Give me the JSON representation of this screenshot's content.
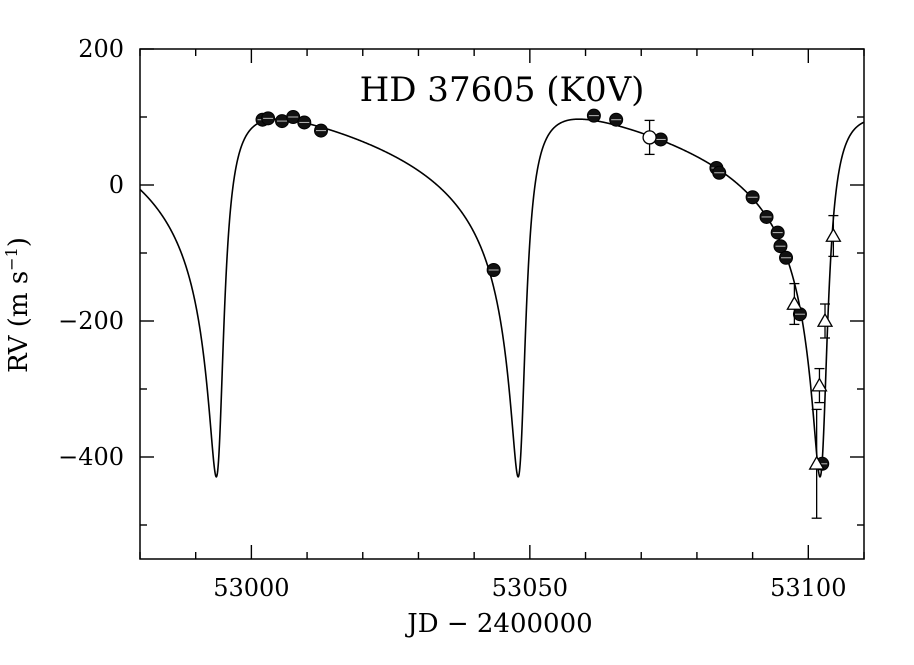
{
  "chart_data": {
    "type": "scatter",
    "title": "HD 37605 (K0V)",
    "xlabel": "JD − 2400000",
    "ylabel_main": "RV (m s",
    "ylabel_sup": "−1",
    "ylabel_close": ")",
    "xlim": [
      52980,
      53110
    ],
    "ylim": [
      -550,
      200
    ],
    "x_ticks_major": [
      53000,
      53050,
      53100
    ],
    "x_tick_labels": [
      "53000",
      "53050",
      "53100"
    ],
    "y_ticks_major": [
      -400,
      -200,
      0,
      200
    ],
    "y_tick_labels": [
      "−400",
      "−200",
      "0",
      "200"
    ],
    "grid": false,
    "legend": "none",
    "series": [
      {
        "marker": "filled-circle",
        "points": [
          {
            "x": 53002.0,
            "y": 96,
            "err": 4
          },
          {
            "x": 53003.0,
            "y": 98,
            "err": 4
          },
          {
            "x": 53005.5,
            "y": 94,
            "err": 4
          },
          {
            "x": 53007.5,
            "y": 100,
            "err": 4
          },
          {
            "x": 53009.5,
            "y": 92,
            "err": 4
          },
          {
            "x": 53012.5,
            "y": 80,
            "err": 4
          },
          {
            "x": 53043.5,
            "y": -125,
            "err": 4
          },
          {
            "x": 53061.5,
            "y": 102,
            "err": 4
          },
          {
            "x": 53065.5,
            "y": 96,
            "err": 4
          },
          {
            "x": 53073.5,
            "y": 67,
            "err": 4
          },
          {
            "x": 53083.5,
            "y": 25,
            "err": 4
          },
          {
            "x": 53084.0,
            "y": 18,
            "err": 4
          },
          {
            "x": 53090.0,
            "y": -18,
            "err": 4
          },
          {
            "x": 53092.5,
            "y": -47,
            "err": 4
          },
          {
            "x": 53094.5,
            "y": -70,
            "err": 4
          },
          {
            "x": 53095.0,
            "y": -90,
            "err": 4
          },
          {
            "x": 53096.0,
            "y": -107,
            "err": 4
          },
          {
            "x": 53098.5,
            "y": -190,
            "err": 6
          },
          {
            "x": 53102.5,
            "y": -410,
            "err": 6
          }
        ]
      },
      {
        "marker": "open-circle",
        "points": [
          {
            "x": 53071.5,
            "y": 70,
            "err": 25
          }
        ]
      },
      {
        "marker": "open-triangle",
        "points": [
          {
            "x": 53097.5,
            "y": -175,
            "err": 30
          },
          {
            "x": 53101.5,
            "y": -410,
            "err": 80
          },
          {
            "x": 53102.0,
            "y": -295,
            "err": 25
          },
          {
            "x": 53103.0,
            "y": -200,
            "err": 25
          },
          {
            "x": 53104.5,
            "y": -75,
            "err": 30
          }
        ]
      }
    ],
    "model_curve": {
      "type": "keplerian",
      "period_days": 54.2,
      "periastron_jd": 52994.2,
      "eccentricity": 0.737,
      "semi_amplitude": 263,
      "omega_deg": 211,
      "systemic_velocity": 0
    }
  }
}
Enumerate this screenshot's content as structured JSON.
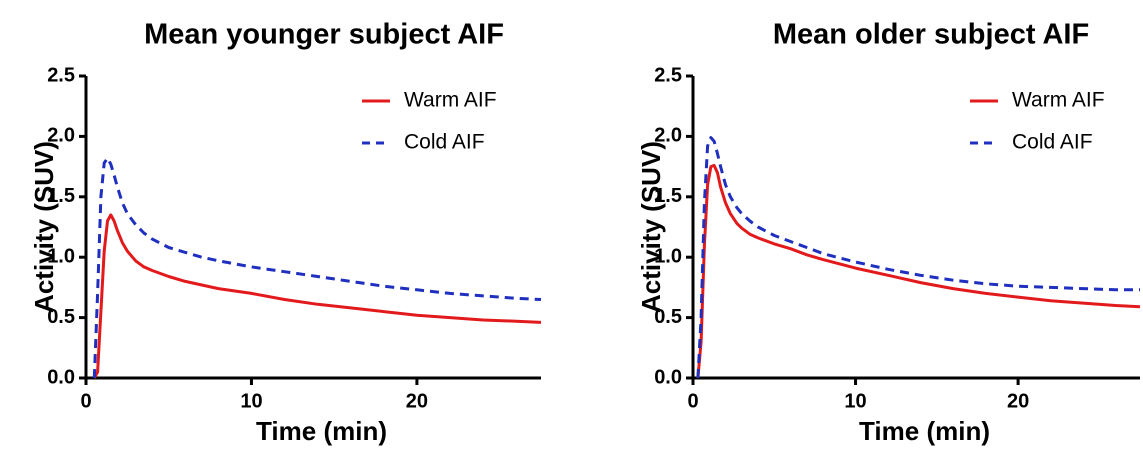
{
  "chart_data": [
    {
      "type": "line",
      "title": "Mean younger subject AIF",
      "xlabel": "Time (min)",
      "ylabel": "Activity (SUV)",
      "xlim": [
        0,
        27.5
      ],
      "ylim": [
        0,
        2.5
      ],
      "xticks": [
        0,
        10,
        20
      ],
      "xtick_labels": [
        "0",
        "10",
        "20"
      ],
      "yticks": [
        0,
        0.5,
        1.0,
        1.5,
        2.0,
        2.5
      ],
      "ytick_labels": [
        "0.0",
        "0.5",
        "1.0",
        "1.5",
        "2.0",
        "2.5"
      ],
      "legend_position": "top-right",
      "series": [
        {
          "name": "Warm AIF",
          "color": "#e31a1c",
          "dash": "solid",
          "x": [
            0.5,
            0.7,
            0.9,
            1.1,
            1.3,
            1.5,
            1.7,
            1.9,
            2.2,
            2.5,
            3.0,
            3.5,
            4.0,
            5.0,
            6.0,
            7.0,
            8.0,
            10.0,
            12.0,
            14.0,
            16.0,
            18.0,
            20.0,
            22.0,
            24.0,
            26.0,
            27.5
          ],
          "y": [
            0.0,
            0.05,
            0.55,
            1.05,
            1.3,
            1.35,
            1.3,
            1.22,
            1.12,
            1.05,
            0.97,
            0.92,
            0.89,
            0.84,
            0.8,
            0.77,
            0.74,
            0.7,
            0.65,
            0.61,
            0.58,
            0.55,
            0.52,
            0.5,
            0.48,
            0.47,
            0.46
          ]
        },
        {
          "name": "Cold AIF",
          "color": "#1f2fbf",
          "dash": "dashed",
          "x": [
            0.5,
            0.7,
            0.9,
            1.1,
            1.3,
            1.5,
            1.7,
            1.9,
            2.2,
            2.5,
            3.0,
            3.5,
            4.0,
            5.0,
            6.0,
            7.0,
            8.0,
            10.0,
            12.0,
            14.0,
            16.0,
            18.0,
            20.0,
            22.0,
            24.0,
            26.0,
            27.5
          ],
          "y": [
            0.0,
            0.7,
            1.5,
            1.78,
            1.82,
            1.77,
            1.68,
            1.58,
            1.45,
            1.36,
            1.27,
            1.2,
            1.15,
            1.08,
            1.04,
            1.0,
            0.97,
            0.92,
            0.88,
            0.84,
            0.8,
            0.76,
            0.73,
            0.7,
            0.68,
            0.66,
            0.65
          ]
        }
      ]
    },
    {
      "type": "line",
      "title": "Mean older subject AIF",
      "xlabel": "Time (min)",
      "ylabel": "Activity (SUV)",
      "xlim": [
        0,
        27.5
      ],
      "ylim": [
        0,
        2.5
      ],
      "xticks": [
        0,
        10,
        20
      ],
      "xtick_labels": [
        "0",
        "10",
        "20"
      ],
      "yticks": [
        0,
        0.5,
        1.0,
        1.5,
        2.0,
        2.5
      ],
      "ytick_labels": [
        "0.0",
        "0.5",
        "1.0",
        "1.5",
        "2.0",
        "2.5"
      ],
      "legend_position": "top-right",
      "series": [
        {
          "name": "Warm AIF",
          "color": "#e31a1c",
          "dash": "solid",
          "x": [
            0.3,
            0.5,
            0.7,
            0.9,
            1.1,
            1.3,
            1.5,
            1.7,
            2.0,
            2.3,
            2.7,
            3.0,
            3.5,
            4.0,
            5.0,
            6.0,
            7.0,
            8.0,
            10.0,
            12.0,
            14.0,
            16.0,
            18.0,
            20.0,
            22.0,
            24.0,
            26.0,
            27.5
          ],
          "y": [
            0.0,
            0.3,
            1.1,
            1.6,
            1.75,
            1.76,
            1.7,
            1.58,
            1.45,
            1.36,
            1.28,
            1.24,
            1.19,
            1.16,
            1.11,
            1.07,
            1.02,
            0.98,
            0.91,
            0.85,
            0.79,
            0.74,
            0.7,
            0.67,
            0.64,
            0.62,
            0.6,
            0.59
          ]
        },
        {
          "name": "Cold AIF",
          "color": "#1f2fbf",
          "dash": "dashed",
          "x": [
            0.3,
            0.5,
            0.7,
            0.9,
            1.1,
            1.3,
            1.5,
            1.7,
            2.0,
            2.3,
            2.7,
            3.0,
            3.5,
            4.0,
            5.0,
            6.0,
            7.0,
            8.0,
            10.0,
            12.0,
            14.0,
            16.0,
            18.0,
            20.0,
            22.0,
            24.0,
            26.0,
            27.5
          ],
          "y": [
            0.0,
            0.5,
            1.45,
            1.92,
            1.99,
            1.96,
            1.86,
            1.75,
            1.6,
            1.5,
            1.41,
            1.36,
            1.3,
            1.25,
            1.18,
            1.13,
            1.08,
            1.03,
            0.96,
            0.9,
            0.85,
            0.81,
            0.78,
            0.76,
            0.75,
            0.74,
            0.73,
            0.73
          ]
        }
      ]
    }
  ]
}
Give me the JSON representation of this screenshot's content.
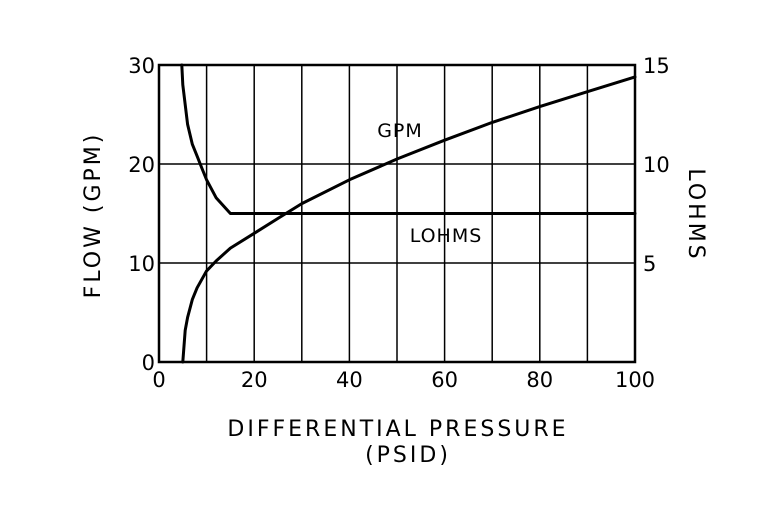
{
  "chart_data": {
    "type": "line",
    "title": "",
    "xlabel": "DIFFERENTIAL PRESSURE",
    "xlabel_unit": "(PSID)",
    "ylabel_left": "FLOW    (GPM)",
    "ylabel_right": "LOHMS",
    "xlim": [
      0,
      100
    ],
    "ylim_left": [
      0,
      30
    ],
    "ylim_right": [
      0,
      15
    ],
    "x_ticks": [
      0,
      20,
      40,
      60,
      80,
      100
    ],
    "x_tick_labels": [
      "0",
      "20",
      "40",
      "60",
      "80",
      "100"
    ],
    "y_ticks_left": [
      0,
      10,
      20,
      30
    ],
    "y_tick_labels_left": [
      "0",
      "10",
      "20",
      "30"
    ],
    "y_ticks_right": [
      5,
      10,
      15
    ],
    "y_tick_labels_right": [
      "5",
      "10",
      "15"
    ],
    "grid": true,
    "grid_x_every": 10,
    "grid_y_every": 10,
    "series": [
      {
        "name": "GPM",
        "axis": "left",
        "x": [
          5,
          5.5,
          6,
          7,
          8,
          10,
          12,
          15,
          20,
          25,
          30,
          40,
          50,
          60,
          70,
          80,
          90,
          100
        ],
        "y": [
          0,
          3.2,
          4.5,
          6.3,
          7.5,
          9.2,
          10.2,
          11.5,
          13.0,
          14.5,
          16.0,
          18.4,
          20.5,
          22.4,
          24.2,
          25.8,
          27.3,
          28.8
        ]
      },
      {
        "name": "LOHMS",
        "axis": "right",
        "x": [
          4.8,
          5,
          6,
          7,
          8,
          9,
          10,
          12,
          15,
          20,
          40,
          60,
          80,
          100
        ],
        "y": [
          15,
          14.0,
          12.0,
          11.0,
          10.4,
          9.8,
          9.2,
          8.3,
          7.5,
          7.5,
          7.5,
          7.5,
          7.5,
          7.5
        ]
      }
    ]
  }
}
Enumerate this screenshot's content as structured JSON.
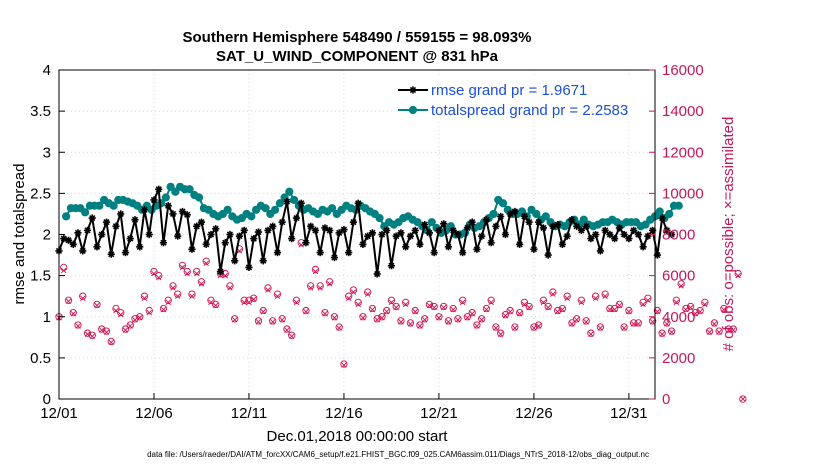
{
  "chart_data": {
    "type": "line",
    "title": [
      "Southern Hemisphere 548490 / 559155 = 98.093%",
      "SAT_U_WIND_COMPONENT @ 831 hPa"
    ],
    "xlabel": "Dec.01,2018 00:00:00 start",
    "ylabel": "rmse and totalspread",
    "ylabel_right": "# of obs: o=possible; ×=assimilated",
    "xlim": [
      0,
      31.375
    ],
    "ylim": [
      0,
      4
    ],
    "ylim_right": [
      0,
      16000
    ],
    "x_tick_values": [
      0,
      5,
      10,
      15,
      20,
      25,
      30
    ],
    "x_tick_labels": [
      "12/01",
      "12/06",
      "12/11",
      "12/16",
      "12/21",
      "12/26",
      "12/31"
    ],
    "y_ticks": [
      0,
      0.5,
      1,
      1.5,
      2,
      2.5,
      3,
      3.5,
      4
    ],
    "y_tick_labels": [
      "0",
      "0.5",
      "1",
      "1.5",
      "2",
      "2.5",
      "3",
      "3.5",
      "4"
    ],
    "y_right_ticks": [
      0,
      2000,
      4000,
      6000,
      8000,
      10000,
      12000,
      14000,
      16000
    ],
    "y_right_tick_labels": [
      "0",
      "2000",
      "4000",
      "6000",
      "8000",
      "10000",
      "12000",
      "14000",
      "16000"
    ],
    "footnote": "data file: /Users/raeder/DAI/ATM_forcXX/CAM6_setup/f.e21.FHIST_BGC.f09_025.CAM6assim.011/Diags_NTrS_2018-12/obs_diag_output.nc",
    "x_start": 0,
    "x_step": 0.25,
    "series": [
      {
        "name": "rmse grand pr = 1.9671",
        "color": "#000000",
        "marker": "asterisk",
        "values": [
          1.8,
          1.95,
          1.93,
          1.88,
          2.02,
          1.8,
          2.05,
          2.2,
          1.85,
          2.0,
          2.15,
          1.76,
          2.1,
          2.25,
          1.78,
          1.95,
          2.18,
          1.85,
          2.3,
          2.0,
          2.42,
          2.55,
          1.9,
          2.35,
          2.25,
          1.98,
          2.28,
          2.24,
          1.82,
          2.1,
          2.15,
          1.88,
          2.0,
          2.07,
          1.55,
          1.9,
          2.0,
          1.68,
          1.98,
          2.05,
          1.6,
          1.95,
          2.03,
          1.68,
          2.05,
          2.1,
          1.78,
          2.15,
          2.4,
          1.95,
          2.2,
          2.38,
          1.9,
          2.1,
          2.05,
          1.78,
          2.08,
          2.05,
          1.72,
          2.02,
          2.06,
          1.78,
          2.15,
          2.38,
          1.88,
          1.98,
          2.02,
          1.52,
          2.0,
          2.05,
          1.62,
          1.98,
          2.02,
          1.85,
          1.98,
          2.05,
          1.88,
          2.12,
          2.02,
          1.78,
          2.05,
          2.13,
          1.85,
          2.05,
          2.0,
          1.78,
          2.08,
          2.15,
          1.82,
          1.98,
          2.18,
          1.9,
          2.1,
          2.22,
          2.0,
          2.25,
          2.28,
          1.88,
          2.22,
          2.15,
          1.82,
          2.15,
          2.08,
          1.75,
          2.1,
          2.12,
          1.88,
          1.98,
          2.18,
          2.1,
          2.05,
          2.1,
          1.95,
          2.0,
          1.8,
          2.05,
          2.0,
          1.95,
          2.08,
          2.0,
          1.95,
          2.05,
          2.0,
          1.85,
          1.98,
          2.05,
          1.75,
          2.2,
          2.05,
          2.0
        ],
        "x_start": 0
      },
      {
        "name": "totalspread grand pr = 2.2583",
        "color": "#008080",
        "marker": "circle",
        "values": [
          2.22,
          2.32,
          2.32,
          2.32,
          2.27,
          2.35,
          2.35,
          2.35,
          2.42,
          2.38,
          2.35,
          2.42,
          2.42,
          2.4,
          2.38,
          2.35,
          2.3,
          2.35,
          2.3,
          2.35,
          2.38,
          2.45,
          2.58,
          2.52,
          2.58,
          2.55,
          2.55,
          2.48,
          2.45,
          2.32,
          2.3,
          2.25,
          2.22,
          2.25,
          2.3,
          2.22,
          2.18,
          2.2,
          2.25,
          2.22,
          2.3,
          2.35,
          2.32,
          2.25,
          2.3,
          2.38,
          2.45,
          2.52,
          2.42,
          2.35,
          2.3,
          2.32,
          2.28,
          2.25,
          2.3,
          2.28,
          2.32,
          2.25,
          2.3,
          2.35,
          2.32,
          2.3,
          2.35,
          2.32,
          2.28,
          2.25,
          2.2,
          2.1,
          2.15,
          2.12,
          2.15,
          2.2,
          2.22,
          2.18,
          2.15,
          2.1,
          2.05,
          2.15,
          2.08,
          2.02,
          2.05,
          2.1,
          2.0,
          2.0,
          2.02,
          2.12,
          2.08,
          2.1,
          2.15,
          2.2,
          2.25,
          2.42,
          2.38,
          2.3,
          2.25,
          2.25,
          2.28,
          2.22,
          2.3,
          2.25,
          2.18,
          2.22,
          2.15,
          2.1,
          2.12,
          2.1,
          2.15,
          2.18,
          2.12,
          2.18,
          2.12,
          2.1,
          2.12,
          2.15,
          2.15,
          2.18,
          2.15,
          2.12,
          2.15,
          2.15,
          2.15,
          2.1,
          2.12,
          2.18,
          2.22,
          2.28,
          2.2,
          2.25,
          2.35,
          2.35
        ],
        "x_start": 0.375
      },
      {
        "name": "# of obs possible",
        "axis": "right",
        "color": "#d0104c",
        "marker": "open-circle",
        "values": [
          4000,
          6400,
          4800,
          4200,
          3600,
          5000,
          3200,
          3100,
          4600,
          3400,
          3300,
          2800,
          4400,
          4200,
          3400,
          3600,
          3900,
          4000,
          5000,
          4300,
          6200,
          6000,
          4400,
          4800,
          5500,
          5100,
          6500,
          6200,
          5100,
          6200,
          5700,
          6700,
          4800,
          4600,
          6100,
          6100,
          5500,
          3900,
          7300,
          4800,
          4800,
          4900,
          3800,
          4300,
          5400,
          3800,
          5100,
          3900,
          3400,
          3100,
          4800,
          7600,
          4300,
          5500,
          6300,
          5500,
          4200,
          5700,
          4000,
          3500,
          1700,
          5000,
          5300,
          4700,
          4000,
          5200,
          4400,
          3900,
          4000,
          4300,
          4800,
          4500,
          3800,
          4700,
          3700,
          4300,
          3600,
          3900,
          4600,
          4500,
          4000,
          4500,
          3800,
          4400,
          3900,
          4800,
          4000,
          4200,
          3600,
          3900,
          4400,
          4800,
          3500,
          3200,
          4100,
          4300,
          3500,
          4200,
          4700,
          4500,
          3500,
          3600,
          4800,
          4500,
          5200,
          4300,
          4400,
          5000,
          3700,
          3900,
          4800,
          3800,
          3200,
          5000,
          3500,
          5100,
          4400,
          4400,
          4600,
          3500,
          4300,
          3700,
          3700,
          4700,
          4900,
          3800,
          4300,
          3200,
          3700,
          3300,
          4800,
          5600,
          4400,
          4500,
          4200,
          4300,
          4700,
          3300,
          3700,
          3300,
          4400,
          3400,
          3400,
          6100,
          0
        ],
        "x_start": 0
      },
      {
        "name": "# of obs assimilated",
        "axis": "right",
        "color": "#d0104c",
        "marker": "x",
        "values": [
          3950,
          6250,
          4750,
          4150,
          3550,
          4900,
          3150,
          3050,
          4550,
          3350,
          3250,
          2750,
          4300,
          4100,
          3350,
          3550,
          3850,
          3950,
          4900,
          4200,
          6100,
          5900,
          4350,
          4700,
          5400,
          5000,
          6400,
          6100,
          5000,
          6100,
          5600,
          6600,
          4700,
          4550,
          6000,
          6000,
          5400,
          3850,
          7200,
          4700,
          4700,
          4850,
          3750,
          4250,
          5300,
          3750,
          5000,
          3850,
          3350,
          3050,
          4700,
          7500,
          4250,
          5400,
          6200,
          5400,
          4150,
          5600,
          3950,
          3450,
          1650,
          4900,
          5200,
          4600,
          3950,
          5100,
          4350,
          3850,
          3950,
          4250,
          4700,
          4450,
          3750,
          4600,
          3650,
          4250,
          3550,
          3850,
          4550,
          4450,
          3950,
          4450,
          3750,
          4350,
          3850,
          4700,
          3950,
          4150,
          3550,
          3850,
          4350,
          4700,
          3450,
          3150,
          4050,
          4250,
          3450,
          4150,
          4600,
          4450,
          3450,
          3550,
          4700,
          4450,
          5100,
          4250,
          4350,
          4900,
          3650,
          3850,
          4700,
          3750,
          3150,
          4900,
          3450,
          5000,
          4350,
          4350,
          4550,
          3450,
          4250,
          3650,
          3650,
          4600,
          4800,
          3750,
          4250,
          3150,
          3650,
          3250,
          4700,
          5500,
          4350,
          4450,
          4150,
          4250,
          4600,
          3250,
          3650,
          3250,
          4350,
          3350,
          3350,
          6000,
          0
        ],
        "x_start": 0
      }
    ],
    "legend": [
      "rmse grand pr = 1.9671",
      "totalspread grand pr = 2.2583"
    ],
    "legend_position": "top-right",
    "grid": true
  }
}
+-------+
Short problem:
Filter the data for the string "subject" and copy every line that has it.

Result of the exercise:
      "title": "Mean younger subject AIF",
      "title": "Mean older subject AIF",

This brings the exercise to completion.